··· Records supplied

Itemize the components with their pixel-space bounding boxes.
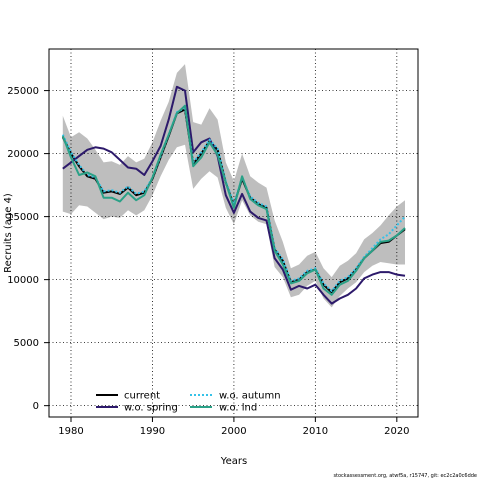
plot-frame <box>48 48 419 418</box>
y-tick-label: 15000 <box>7 212 39 223</box>
x-tick-label: 1990 <box>140 426 165 437</box>
grid-layer <box>49 49 418 417</box>
x-axis-label: Years <box>220 456 247 467</box>
x-tick-label: 2000 <box>221 426 246 437</box>
y-tick-label: 25000 <box>7 86 39 97</box>
y-tick-label: 5000 <box>14 338 39 349</box>
legend-label-w-o-autumn: w.o. autumn <box>219 391 281 402</box>
series-line-w-o-lnd <box>61 104 406 296</box>
y-tick-label: 10000 <box>7 275 39 286</box>
series-line-w-o-spring <box>62 85 406 305</box>
legend-label-w-o-lnd: w.o. lnd <box>219 403 257 414</box>
y-tick-label: 20000 <box>7 149 39 160</box>
x-tick-label: 2010 <box>303 426 328 437</box>
y-axis-label: Recruits (age 4) <box>3 193 14 273</box>
legend-label-current: current <box>124 391 160 402</box>
series-lines-layer <box>61 85 406 305</box>
y-tick-label: 0 <box>33 401 39 412</box>
axis-ticks-layer: 1980 1990 2000 2010 2020 0 5000 10000 15000 20000… <box>7 86 409 437</box>
x-tick-label: 1980 <box>58 426 83 437</box>
footer-credit: stockassessment.org, atwf5a, r15747, git… <box>333 473 477 479</box>
x-tick-label: 2020 <box>384 426 409 437</box>
legend-label-w-o-spring: w.o. spring <box>124 403 178 414</box>
series-line-w-o-autumn <box>61 107 406 292</box>
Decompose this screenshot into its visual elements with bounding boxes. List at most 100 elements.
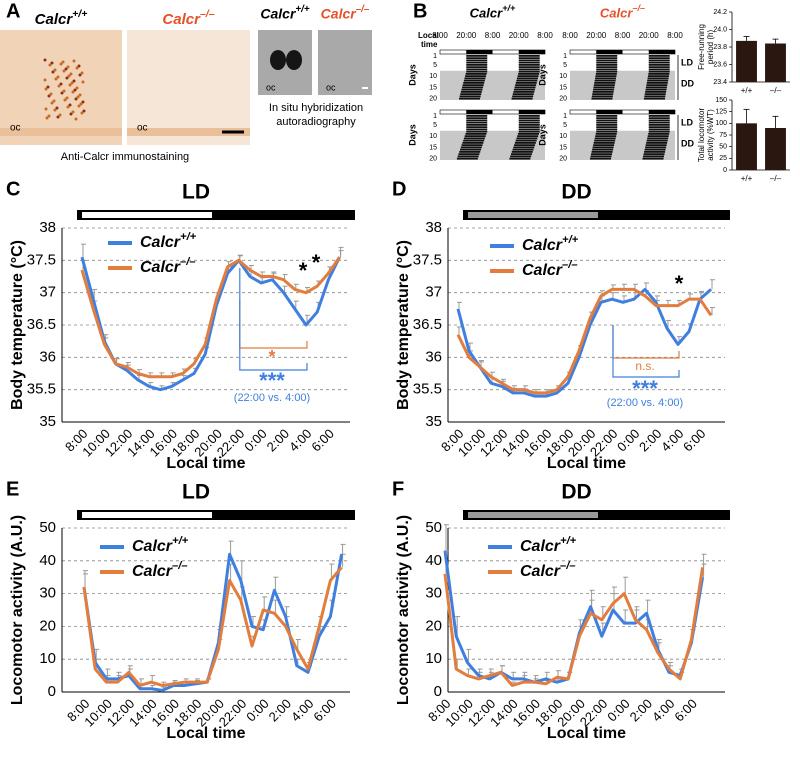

······

Task description: Please reproduce the lines from the items without any change, beginning at the line that has "plot-frame <box>48 48 419 418</box>" and stopping after the line that has "y-axis-label: Recruits (age".

Correct response:
plot-frame <box>48 48 419 418</box>
y-tick-label: 15000 <box>7 212 39 223</box>
x-tick-label: 1990 <box>140 426 165 437</box>
grid-layer <box>49 49 418 417</box>
x-axis-label: Years <box>220 456 247 467</box>
x-tick-label: 2000 <box>221 426 246 437</box>
y-tick-label: 25000 <box>7 86 39 97</box>
y-tick-label: 5000 <box>14 338 39 349</box>
legend-label-w-o-autumn: w.o. autumn <box>219 391 281 402</box>
series-line-w-o-lnd <box>61 104 406 296</box>
y-tick-label: 10000 <box>7 275 39 286</box>
series-line-w-o-spring <box>62 85 406 305</box>
legend-label-w-o-lnd: w.o. lnd <box>219 403 257 414</box>
y-tick-label: 20000 <box>7 149 39 160</box>
x-tick-label: 2010 <box>303 426 328 437</box>
y-axis-label: Recruits (age 4) <box>3 193 14 273</box>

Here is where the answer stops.